>> start GIVEN DATA
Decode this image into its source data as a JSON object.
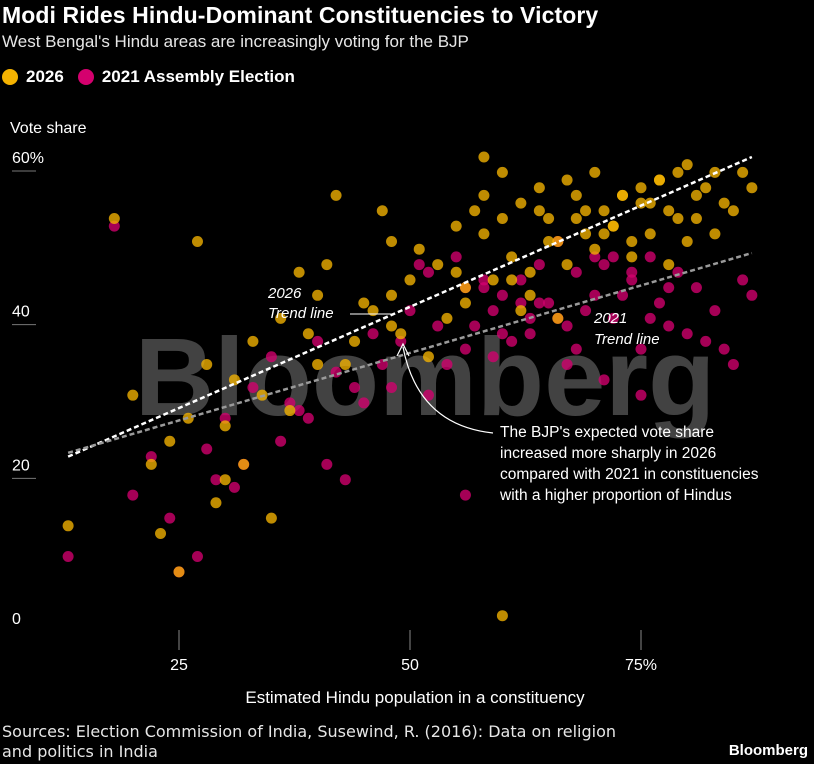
{
  "header": {
    "title": "Modi Rides Hindu-Dominant Constituencies to Victory",
    "subtitle": "West Bengal's Hindu areas are increasingly voting for the BJP"
  },
  "colors": {
    "s2026": "#f5b301",
    "s2021": "#d4006e",
    "background": "#000000"
  },
  "footer": {
    "source": "Sources: Election Commission of India, Susewind, R. (2016): Data on religion and politics in India",
    "brand": "Bloomberg",
    "watermark": "Bloomberg"
  },
  "annotations": {
    "trend2026": "2026 Trend line",
    "trend2021": "2021 Trend line",
    "note": "The BJP's expected vote share increased more sharply in 2026 compared with 2021 in constituencies with a higher proportion of Hindus"
  },
  "chart_data": {
    "type": "scatter",
    "title": "Modi Rides Hindu-Dominant Constituencies to Victory",
    "xlabel": "Estimated Hindu population in a constituency",
    "ylabel": "Vote share",
    "xlim": [
      8,
      88
    ],
    "ylim": [
      0,
      62
    ],
    "x_ticks": [
      25,
      50,
      75
    ],
    "x_tick_labels": [
      "25",
      "50",
      "75%"
    ],
    "y_ticks": [
      0,
      20,
      40,
      60
    ],
    "y_tick_labels": [
      "0",
      "20",
      "40",
      "60%"
    ],
    "legend": [
      "2026",
      "2021 Assembly Election"
    ],
    "legend_position": "top-left",
    "grid": false,
    "trend_lines": [
      {
        "name": "2026 Trend line",
        "x": [
          13,
          87
        ],
        "y": [
          21,
          60
        ]
      },
      {
        "name": "2021 Trend line",
        "x": [
          13,
          87
        ],
        "y": [
          21.5,
          47.5
        ]
      }
    ],
    "series": [
      {
        "name": "2026",
        "x": [
          13,
          18,
          20,
          22,
          23,
          24,
          25,
          26,
          27,
          28,
          29,
          30,
          30,
          31,
          32,
          33,
          34,
          35,
          36,
          37,
          38,
          39,
          40,
          40,
          41,
          42,
          43,
          44,
          45,
          46,
          47,
          48,
          48,
          49,
          50,
          51,
          52,
          53,
          54,
          55,
          56,
          57,
          58,
          58,
          59,
          60,
          60,
          61,
          62,
          63,
          64,
          65,
          66,
          67,
          68,
          69,
          70,
          71,
          72,
          73,
          74,
          75,
          76,
          77,
          78,
          79,
          80,
          81,
          82,
          83,
          84,
          85,
          86,
          87,
          60,
          48,
          56,
          62,
          66,
          70,
          74,
          78,
          83,
          58,
          64,
          68,
          72,
          76,
          80,
          55,
          61,
          65,
          69,
          73,
          77,
          81,
          63,
          67,
          71,
          75,
          79
        ],
        "y": [
          12,
          52,
          29,
          20,
          11,
          23,
          6,
          26,
          49,
          33,
          15,
          25,
          18,
          31,
          20,
          36,
          29,
          13,
          39,
          27,
          45,
          37,
          33,
          42,
          46,
          55,
          33,
          36,
          41,
          40,
          53,
          49,
          38,
          37,
          44,
          48,
          34,
          46,
          39,
          51,
          43,
          53,
          50,
          60,
          44,
          52,
          0.3,
          47,
          54,
          45,
          56,
          52,
          49,
          57,
          55,
          50,
          58,
          53,
          51,
          55,
          49,
          56,
          54,
          57,
          53,
          52,
          59,
          55,
          56,
          58,
          54,
          53,
          58,
          56,
          58,
          42,
          41,
          40,
          39,
          48,
          47,
          46,
          50,
          55,
          53,
          52,
          51,
          50,
          49,
          45,
          44,
          49,
          53,
          55,
          57,
          52,
          42,
          46,
          50,
          54,
          58
        ]
      },
      {
        "name": "2021 Assembly Election",
        "x": [
          13,
          18,
          20,
          22,
          24,
          25,
          27,
          28,
          29,
          30,
          31,
          32,
          33,
          35,
          36,
          37,
          38,
          39,
          40,
          41,
          42,
          43,
          44,
          45,
          46,
          47,
          48,
          49,
          50,
          51,
          52,
          53,
          54,
          55,
          56,
          56,
          57,
          58,
          59,
          60,
          61,
          62,
          63,
          64,
          65,
          66,
          67,
          68,
          69,
          70,
          71,
          72,
          73,
          74,
          75,
          76,
          77,
          78,
          79,
          80,
          81,
          82,
          83,
          84,
          85,
          86,
          87,
          56,
          60,
          64,
          68,
          72,
          76,
          52,
          58,
          62,
          66,
          70,
          74,
          78,
          59,
          63,
          67,
          71,
          75
        ],
        "y": [
          8,
          51,
          16,
          21,
          13,
          6,
          8,
          22,
          18,
          26,
          17,
          20,
          30,
          34,
          23,
          28,
          27,
          26,
          36,
          20,
          32,
          18,
          30,
          28,
          37,
          33,
          30,
          36,
          40,
          46,
          29,
          38,
          33,
          47,
          43,
          16,
          38,
          44,
          34,
          42,
          36,
          44,
          39,
          46,
          41,
          49,
          38,
          45,
          40,
          42,
          46,
          39,
          42,
          44,
          35,
          47,
          41,
          38,
          45,
          37,
          43,
          36,
          40,
          35,
          33,
          44,
          42,
          35,
          37,
          41,
          35,
          47,
          39,
          45,
          43,
          41,
          39,
          47,
          45,
          43,
          40,
          37,
          33,
          31,
          29
        ]
      }
    ]
  }
}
>> end GIVEN DATA
• _PROBLEM DESCRIPTION_
Select every line in the records above that contains the word "share".

• _RESULT FOR THIS EXERCISE_
    "note": "The BJP's expected vote share increased more sharply in 2026 compared with 2021 in constituencies with a higher proportion of Hindus"
    "ylabel": "Vote share",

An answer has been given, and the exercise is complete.